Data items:
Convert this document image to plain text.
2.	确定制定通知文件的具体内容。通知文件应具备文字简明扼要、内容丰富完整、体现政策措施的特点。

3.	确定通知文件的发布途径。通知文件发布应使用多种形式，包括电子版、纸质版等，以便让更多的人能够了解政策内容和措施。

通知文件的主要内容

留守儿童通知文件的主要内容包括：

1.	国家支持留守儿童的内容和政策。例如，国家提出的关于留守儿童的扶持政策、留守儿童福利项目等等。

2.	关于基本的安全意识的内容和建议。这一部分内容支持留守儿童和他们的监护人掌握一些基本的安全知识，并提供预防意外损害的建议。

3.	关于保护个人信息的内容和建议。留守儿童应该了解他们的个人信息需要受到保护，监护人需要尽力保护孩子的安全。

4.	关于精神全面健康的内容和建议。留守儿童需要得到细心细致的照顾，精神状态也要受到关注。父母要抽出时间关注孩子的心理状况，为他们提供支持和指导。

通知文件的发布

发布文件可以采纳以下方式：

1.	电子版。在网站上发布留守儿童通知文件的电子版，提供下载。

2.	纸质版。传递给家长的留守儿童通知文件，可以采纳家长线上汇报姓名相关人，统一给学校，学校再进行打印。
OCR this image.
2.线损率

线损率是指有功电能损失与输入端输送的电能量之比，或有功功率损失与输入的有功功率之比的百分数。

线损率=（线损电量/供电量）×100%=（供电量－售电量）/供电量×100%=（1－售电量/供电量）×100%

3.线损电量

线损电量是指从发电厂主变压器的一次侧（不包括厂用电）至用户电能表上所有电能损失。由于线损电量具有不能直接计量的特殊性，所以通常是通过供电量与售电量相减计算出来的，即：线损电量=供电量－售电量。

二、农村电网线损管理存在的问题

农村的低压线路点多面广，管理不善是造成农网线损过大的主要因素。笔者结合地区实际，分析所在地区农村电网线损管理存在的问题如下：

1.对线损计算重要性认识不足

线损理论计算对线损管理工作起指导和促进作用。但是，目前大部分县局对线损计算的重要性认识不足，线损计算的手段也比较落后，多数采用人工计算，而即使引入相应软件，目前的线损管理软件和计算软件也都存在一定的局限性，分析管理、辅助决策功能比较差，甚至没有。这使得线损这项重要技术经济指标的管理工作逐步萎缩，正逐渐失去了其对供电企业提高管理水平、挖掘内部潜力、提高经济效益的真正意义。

• [Problem]: Of the lines above, how many include the word "this"? Reply with the number alone.

• [Task output]: 2